» **Suas tarefas**
(A) Reproduza sem alterações a parte do trecho sobre o livro de Leandro Narloch que começa nas palavras "Lançado no ano" e termina após as palavras "Guiomar de Grammont.".
(B) Transcreva sem alterações as linhas das entradas que vão da linha que contém "intro-line-2a: 的恢复，为了探讨提高手术成功的方法，现将我院XX年1 —" até a linha que contém "s14-line-3: 根据裂口大小先行伤口缝合术，对有虹膜和瞳孔粘连者，术 —", incluindo as duas.

» **Trecho**
··········
Jornalista reescreve o Brasil de modo juvenil

Leandro Narloch faz associações históricas provocativas, mas por vezes inadequadas e de frágil argumentação


LEANDRO NARLOCH TEM UMA TÉCNICA: EXAGERA OS ESCORREGÕES DA HISTORIOGRAFIA "POLITICAMENTE CORRETA" PARA VALORIZAR NOVAS INTERPRETAÇÕES


OSCAR PILAGALLO
ESPECIAL PARA A FOLHA

Os tomates que o jornalista Leandro Narloch jogou na historiografia brasileira de viés marxista lhe renderam um prêmio.
Lançado no ano passado, o seu "Guia Politicamente Incorreto da História do Brasil" permanece na lista dos livros mais vendidos. Alguns tomates, para ficar na metáfora do autor, acertam o alvo.
A Guerra do Paraguai é retratada sem as distorções que, nos estertores da ditadura militar, transformaram o Brasil em impiedosa potência imperialista. Aleijadinho é corretamente visto como personagem cuja construção, em bases frágeis, perdurou por ter servido aos propósitos dos modernistas.
Nos dois casos, o mérito do autor foi ter se baseado em obras que fizeram revisões da história: "Maldita Guerra", de Francisco Doratioto, e "Aleijadinho e o Aeroplano", de Guiomar de Grammont.
··········
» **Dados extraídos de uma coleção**
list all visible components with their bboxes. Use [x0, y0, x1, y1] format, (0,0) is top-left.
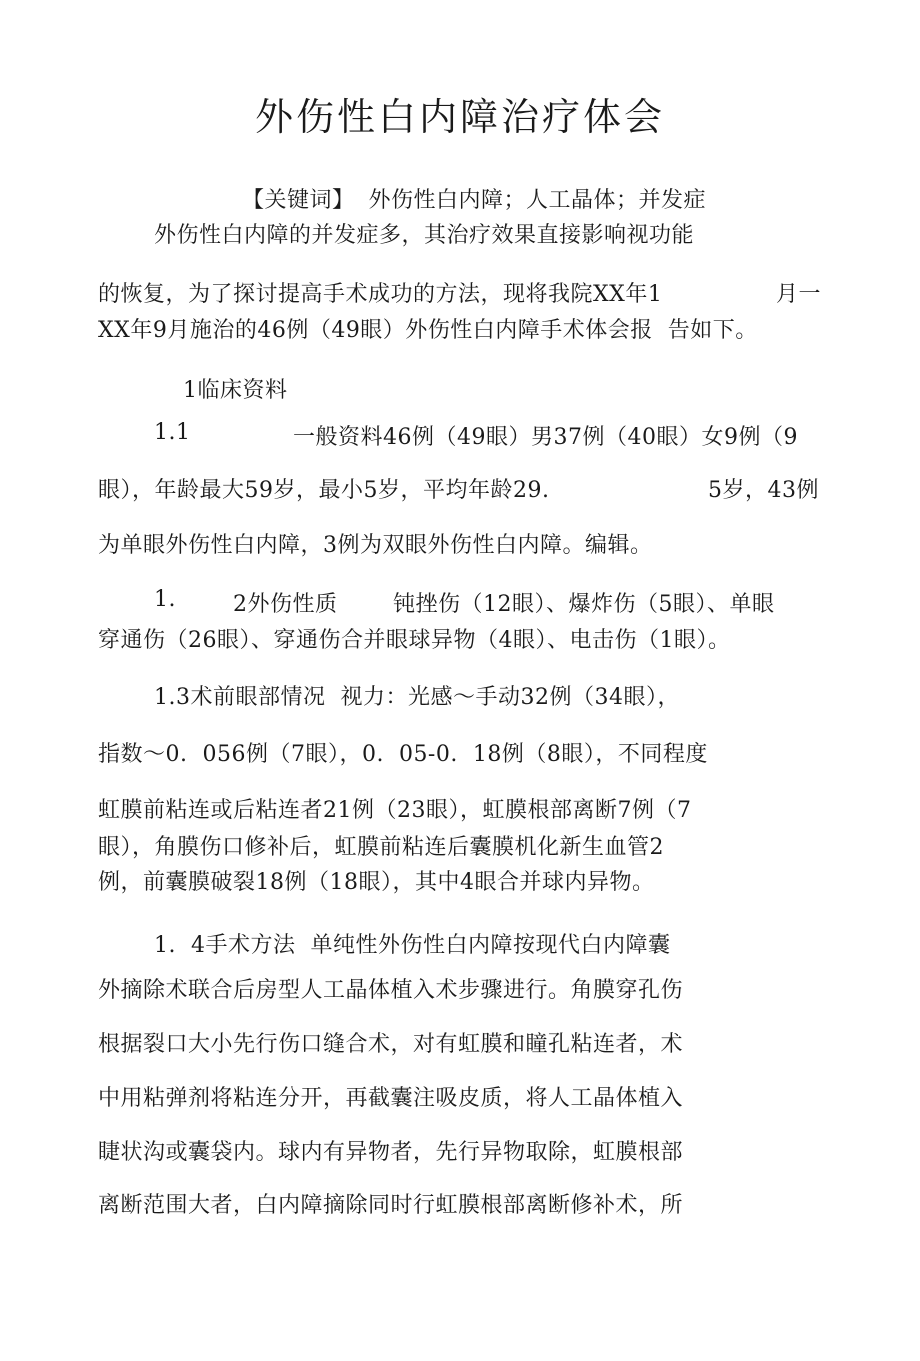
intro-line-2a: 的恢复，为了探讨提高手术成功的方法，现将我院XX年1 — [98, 282, 663, 307]
s12-heading: 2外伤性质 — [233, 592, 338, 617]
s14-line-1: 1. 4手术方法 单纯性外伤性白内障按现代白内障囊 — [154, 933, 671, 958]
s14-line-3: 根据裂口大小先行伤口缝合术，对有虹膜和瞳孔粘连者，术 — [98, 1032, 684, 1057]
s13-line-5: 例，前囊膜破裂18例（18眼），其中4眼合并球内异物。 — [98, 870, 655, 895]
s11-line-2b: 5岁，43例 — [708, 478, 819, 503]
document-title: 外伤性白内障治疗体会 — [254, 95, 665, 139]
s11-line-1: 一般资料46例（49眼）男37例（40眼）女9例（9 — [293, 425, 798, 450]
s14-line-5: 睫状沟或囊袋内。球内有异物者，先行异物取除，虹膜根部 — [98, 1140, 684, 1165]
s12-line-1: 钝挫伤（12眼）、爆炸伤（5眼）、单眼 — [393, 592, 775, 617]
s14-line-4: 中用粘弹剂将粘连分开，再截囊注吸皮质，将人工晶体植入 — [98, 1086, 684, 1111]
s13-line-2: 指数～0. 056例（7眼），0. 05-0. 18例（8眼），不同程度 — [98, 742, 708, 767]
s14-line-2: 外摘除术联合后房型人工晶体植入术步骤进行。角膜穿孔伤 — [98, 978, 684, 1003]
s11-line-2a: 眼），年龄最大59岁，最小5岁，平均年龄29. — [98, 478, 550, 503]
keywords-label: 【关键词】 — [241, 188, 355, 213]
s11-line-3: 为单眼外伤性白内障，3例为双眼外伤性白内障。编辑。 — [98, 533, 653, 558]
s13-line-4: 眼），角膜伤口修补后，虹膜前粘连后囊膜机化新生血管2 — [98, 835, 664, 860]
intro-line-2b: 月一 — [776, 282, 822, 307]
s14-line-6: 离断范围大者，白内障摘除同时行虹膜根部离断修补术，所 — [98, 1193, 684, 1218]
section-1-heading: 1临床资料 — [183, 378, 288, 403]
s13-line-3: 虹膜前粘连或后粘连者21例（23眼），虹膜根部离断7例（7 — [98, 798, 692, 823]
intro-line-3: XX年9月施治的46例（49眼）外伤性白内障手术体会报 告如下。 — [98, 318, 758, 343]
s11-number: 1.1 — [154, 420, 191, 445]
s13-line-1: 1.3术前眼部情况 视力：光感～手动32例（34眼）， — [154, 685, 680, 710]
keywords-text: 外伤性白内障；人工晶体；并发症 — [368, 188, 707, 213]
s12-line-2: 穿通伤（26眼）、穿通伤合并眼球异物（4眼）、电击伤（1眼）。 — [98, 628, 731, 653]
intro-line-1: 外伤性白内障的并发症多，其治疗效果直接影响视功能 — [154, 223, 695, 248]
s12-number: 1. — [154, 587, 176, 612]
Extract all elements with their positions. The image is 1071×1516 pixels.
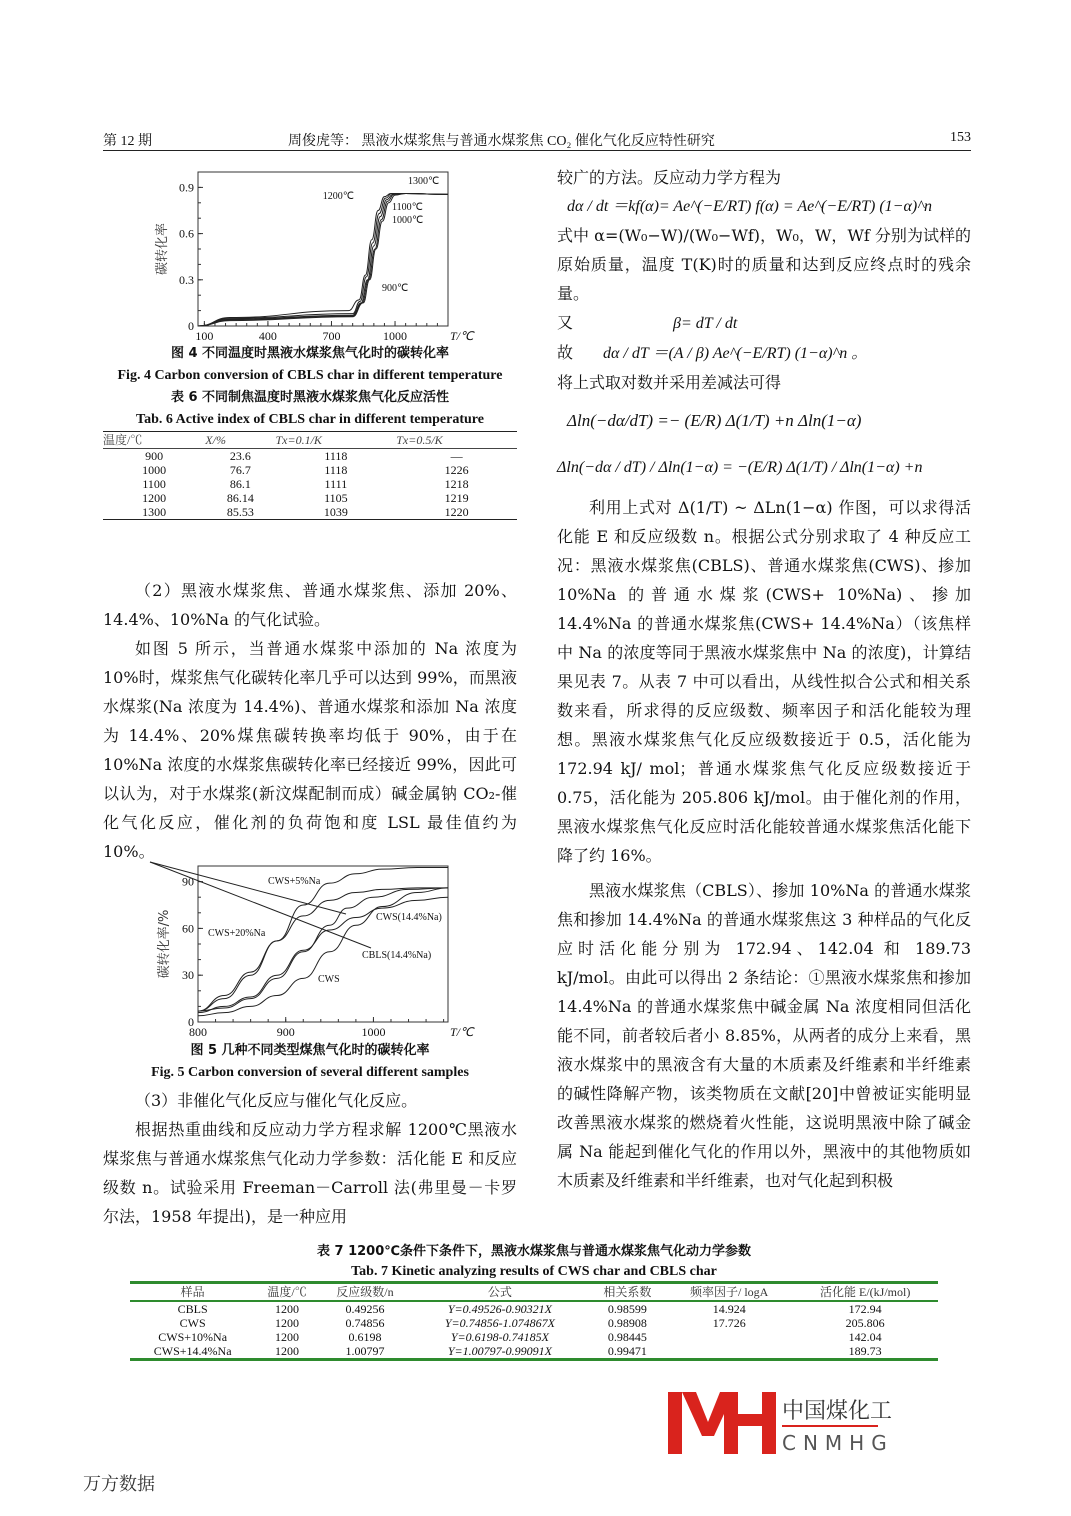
page-number: 153: [950, 130, 971, 145]
table-header-row: [130, 1283, 938, 1302]
table-cell: 86.1: [229, 477, 251, 491]
right-column: [557, 163, 971, 1195]
figure-5-chart: [150, 862, 480, 1042]
fig4-caption-en: Fig. 4 Carbon conversion of CBLS char in different temperature: [117, 368, 503, 383]
x-tick-label: 700: [322, 329, 341, 343]
figure-4-chart: [150, 165, 520, 347]
table-cell: CWS: [179, 1316, 206, 1330]
y-axis-label: 碳转化率: [155, 222, 170, 276]
x-tick-label: 1000: [383, 329, 408, 343]
watermark-cn: 中国煤化工: [782, 1399, 893, 1424]
x-tick-label: 100: [195, 329, 214, 343]
table-cell: 1226: [444, 463, 469, 477]
table-cell: 0.6198: [348, 1330, 382, 1344]
x-axis-label: T/℃: [450, 1025, 474, 1039]
table-cell: Y=1.00797-0.99091X: [411, 1344, 588, 1360]
y-tick-label: 0: [188, 1015, 194, 1029]
table-cell: 0.98445: [607, 1330, 647, 1344]
table-cell: 1219: [444, 491, 469, 505]
column-header: 活化能 E/(kJ/mol): [792, 1283, 938, 1302]
table-cell: 1220: [396, 505, 517, 520]
table-cell: CBLS: [177, 1302, 208, 1316]
table-7-block: [130, 1241, 938, 1361]
y-tick-label: 0.3: [179, 272, 194, 287]
table-row: [130, 1330, 938, 1344]
table-cell: 1000: [142, 463, 167, 477]
table-cell: 23.6: [229, 449, 251, 463]
watermark-en: CNMHG: [782, 1431, 894, 1455]
fig4-caption-cn: 图 4 不同温度时黑液水煤浆焦气化时的碳转化率: [170, 346, 450, 361]
x-tick-label: 400: [258, 329, 277, 343]
table-cell: CWS+10%Na: [158, 1330, 228, 1344]
series-label: 1000℃: [392, 215, 424, 226]
series-label: 1300℃: [408, 176, 440, 187]
table-cell: 1300: [103, 505, 205, 520]
table-row: [103, 463, 517, 477]
fig5-caption-en: Fig. 5 Carbon conversion of several different samples: [151, 1065, 469, 1080]
table-row: [103, 491, 517, 505]
table-cell: 14.924: [712, 1302, 746, 1316]
table-cell: 1200: [255, 1344, 318, 1360]
table-cell: 1118: [324, 463, 348, 477]
table-cell: 1111: [324, 477, 348, 491]
series-label: CWS(14.4%Na): [376, 912, 442, 923]
y-axis-label: 碳转化率/%: [157, 909, 172, 979]
tab6-caption-cn: 表 6 不同制焦温度时黑液水煤浆焦气化反应活性: [170, 390, 450, 405]
running-title: 周俊虎等： 黑液水煤浆焦与普通水煤浆焦 CO₂ 催化气化反应特性研究: [288, 134, 715, 149]
tab7-caption-en: Tab. 7 Kinetic analyzing results of CWS char and CBLS char: [351, 1264, 717, 1279]
table-cell: 189.73: [792, 1344, 938, 1360]
table-cell: 900: [145, 449, 164, 463]
equation-label: 又: [557, 313, 574, 332]
table-cell: 1.00797: [319, 1344, 411, 1360]
series-label: CWS+20%Na: [208, 928, 266, 939]
series-line: [198, 194, 448, 326]
x-tick-label: 800: [189, 1025, 207, 1039]
column-header: Tx=0.1/K: [276, 432, 397, 449]
equation-dadT-line: [557, 338, 971, 368]
table-row: [130, 1316, 938, 1330]
column-header: 相关系数: [589, 1283, 666, 1302]
table-cell: Y=0.49526-0.90321X: [447, 1302, 552, 1316]
series-label: CBLS(14.4%Na): [362, 950, 432, 961]
label-leader-line: [150, 862, 346, 914]
series-label: 1200℃: [322, 191, 354, 202]
paragraph: 黑液水煤浆焦（CBLS）、掺加 10%Na 的普通水煤浆焦和掺加 14.4%Na 的普通水煤浆焦这 3 种样品的气化反应时活化能分别为 172.94、142.04 和 189.73 kJ/mol。由此可以得出 2 条结论：①黑液水煤浆焦和掺加 14.4%Na 的普通水煤浆焦中碱金属 Na 浓度相同但活化能不同，前者较后者小 8.85%，从两者的成分上来看，黑液水煤浆中的黑液含有大量的木质素及纤维素和半纤维素的碱性降解产物，该类物质在文献[20]中曾被证实能明显改善黑液水煤浆的燃烧着火性能，这说明黑液中除了碱金属 Na 能起到催化气化的作用以外，黑液中的其他物质如木质素及纤维素和半纤维素，也对气化起到积极: [557, 881, 971, 1190]
table-cell: 0.74856: [345, 1316, 385, 1330]
table-cell: 0.49256: [345, 1302, 385, 1316]
left-column-top: [103, 343, 517, 520]
table-cell: 0.99471: [589, 1344, 666, 1360]
column-header: 公式: [411, 1283, 588, 1302]
equation-rate: dα / dt ＝kf(α)= Ae^(−E/RT) f(α) = Ae^(−E/RT) (1−α)^n: [567, 198, 932, 215]
table-cell: [666, 1344, 792, 1360]
paragraph: 式中 α=(W₀−W)/(W₀−Wf)，W₀，W，Wf 分别为试样的原始质量，温度 T(K)时的质量和达到反应终点时的残余量。: [557, 226, 971, 303]
y-tick-label: 0: [188, 319, 194, 333]
left-column-body: [103, 576, 517, 866]
table-cell: 172.94: [848, 1302, 882, 1316]
table-cell: 1200: [275, 1316, 300, 1330]
cnmhg-logo-icon: [668, 1392, 894, 1455]
column-header: X/%: [205, 432, 275, 449]
series-label: CWS: [318, 974, 340, 985]
table-row: [103, 477, 517, 491]
table-cell: CWS+14.4%Na: [130, 1344, 255, 1360]
table-row: [103, 505, 517, 520]
paragraph: 较广的方法。反应动力学方程为: [557, 168, 782, 187]
table-cell: —: [450, 449, 463, 463]
table-header-row: [103, 432, 517, 449]
table-cell: 1100: [142, 477, 166, 491]
series-line: [198, 194, 448, 326]
table-cell: 1039: [276, 505, 397, 520]
y-tick-label: 0.6: [179, 226, 194, 241]
table-cell: 1105: [324, 491, 348, 505]
column-header: Tx=0.5/K: [396, 432, 517, 449]
paragraph: 将上式取对数并采用差减法可得: [557, 373, 782, 392]
column-header: 温度/℃: [255, 1283, 318, 1302]
paragraph: （2）黑液水煤浆焦、普通水煤浆焦、添加 20%、14.4%、10%Na 的气化试验。: [103, 581, 517, 629]
table-cell: 1218: [444, 477, 469, 491]
series-label: 900℃: [382, 283, 409, 294]
series-line: [198, 194, 448, 326]
table-cell: [666, 1330, 792, 1344]
tab7-caption-cn: 表 7 1200℃条件下条件下，黑液水煤浆焦与普通水煤浆焦气化动力学参数: [316, 1244, 752, 1259]
table-cell: Y=0.74856-1.074867X: [444, 1316, 555, 1330]
table-row: [103, 449, 517, 464]
y-tick-label: 90: [182, 874, 194, 889]
table-cell: 142.04: [848, 1330, 882, 1344]
table-cell: 1200: [275, 1302, 300, 1316]
table-cell: 1200: [275, 1330, 300, 1344]
table-cell: 1118: [324, 449, 348, 463]
fig5-caption-cn: 图 5 几种不同类型煤焦气化时的碳转化率: [190, 1043, 430, 1058]
equation-log-diff: Δln(−dα/dT) =− (E/R) Δ(1/T) +n Δln(1−α): [567, 411, 862, 430]
table-cell: 0.98599: [607, 1302, 647, 1316]
series-label: 1100℃: [392, 202, 423, 213]
equation-dadT: dα / dT ＝(A / β) Ae^(−E/RT) (1−α)^n 。: [603, 345, 868, 362]
left-column-bottom: [103, 1040, 517, 1231]
column-header: 频率因子/ logA: [666, 1283, 792, 1302]
equation-beta-line: [557, 308, 971, 338]
table-cell: Y=0.6198-0.74185X: [450, 1330, 549, 1344]
y-tick-label: 30: [182, 968, 194, 983]
series-label: CWS+5%Na: [268, 876, 321, 887]
equation-beta: β= dT / dt: [673, 315, 738, 332]
x-tick-label: 1000: [361, 1025, 386, 1039]
paragraph: 利用上式对 Δ(1/T) ~ ΔLn(1−α) 作图，可以求得活化能 E 和反应级数 n。根据公式分别求取了 4 种反应工况：黑液水煤浆焦(CBLS)、普通水煤浆焦(CWS)、掺加 10%Na 的普通水煤浆(CWS+ 10%Na)、掺加 14.4%Na 的普通水煤浆焦(CWS+ 14.4%Na）（该焦样中 Na 的浓度等同于黑液水煤浆焦中 Na 的浓度)，计算结果见表 7。从表 7 中可以看出，从线性拟合公式和相关系数来看，所求得的反应级数、频率因子和活化能较为理想。黑液水煤浆焦气化反应级数接近于 0.5，活化能为 172.94 kJ/ mol；普通水煤浆焦气化反应级数接近于 0.75，活化能为 205.806 kJ/mol。由于催化剂的作用，黑液水煤浆焦气化反应时活化能较普通水煤浆焦活化能下降了约 16%。: [557, 498, 971, 865]
column-header: 温度/℃: [103, 432, 205, 449]
series-line: [198, 194, 448, 326]
series-line: [198, 194, 448, 326]
table-7: [130, 1281, 938, 1361]
table-row: [130, 1344, 938, 1360]
issue-number: 第 12 期: [103, 134, 152, 149]
paragraph: 根据热重曲线和反应动力学方程求解 1200℃黑液水煤浆焦与普通水煤浆焦气化动力学参数：活化能 E 和反应级数 n。试验采用 Freeman－Carroll 法(弗里曼－卡罗尔法，1958 年提出)，是一种应用: [103, 1120, 517, 1226]
table-cell: 86.14: [226, 491, 254, 505]
x-axis-label: T/℃: [450, 329, 474, 343]
paragraph: 如图 5 所示，当普通水煤浆中添加的 Na 浓度为 10%时，煤浆焦气化碳转化率几乎可以达到 99%，而黑液水煤浆(Na 浓度为 14.4%)、普通水煤浆和添加 Na 浓度为 14.4%、20%煤焦碳转换率均低于 90%，由于在 10%Na 浓度的水煤浆焦碳转化率已经接近 99%，因此可以认为，对于水煤浆(新汶煤配制而成）碱金属钠 CO₂-催化气化反应，催化剂的负荷饱和度 LSL 最佳值约为 10%。: [103, 639, 517, 861]
footer-source: 万方数据: [83, 1474, 155, 1495]
table-row: [130, 1301, 938, 1316]
tab6-caption-en: Tab. 6 Active index of CBLS char in different temperature: [136, 412, 484, 427]
table-cell: 205.806: [845, 1316, 885, 1330]
table-cell: 85.53: [205, 505, 275, 520]
running-header: [103, 128, 971, 151]
paragraph: （3）非催化气化反应与催化气化反应。: [135, 1091, 418, 1110]
column-header: 反应级数/n: [319, 1283, 411, 1302]
y-tick-label: 0.9: [179, 180, 194, 195]
equation-freeman-carroll: Δln(−dα / dT) / Δln(1−α) = −(E/R) Δ(1/T) / Δln(1−α) +n: [557, 459, 923, 476]
table-cell: 0.98908: [607, 1316, 647, 1330]
watermark-logo: [668, 1392, 894, 1455]
equation-label: 故: [557, 343, 574, 362]
table-6: [103, 431, 517, 520]
x-tick-label: 900: [276, 1025, 295, 1039]
y-tick-label: 60: [182, 921, 194, 936]
column-header: 样品: [130, 1283, 255, 1302]
table-cell: 1200: [142, 491, 167, 505]
table-cell: 76.7: [229, 463, 251, 477]
table-cell: 17.726: [712, 1316, 746, 1330]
··········
» **Respostas por tarefa**
(A)
Lançado no ano passado, o seu "Guia Politicamente Incorreto da História do Brasil" permanece na lista dos livros mais vendidos. Alguns tomates, para ficar na metáfora do autor, acertam o alvo.
A Guerra do Paraguai é retratada sem as distorções que, nos estertores da ditadura militar, transformaram o Brasil em impiedosa potência imperialista. Aleijadinho é corretamente visto como personagem cuja construção, em bases frágeis, perdurou por ter servido aos propósitos dos modernistas.
Nos dois casos, o mérito do autor foi ter se baseado em obras que fizeram revisões da história: "Maldita Guerra", de Francisco Doratioto, e "Aleijadinho e o Aeroplano", de Guiomar de Grammont.

(B)
intro-line-2a: 的恢复，为了探讨提高手术成功的方法，现将我院XX年1 — [98, 282, 663, 307]
s12-heading: 2外伤性质 — [233, 592, 338, 617]
s14-line-1: 1. 4手术方法 单纯性外伤性白内障按现代白内障囊 — [154, 933, 671, 958]
s14-line-3: 根据裂口大小先行伤口缝合术，对有虹膜和瞳孔粘连者，术 — [98, 1032, 684, 1057]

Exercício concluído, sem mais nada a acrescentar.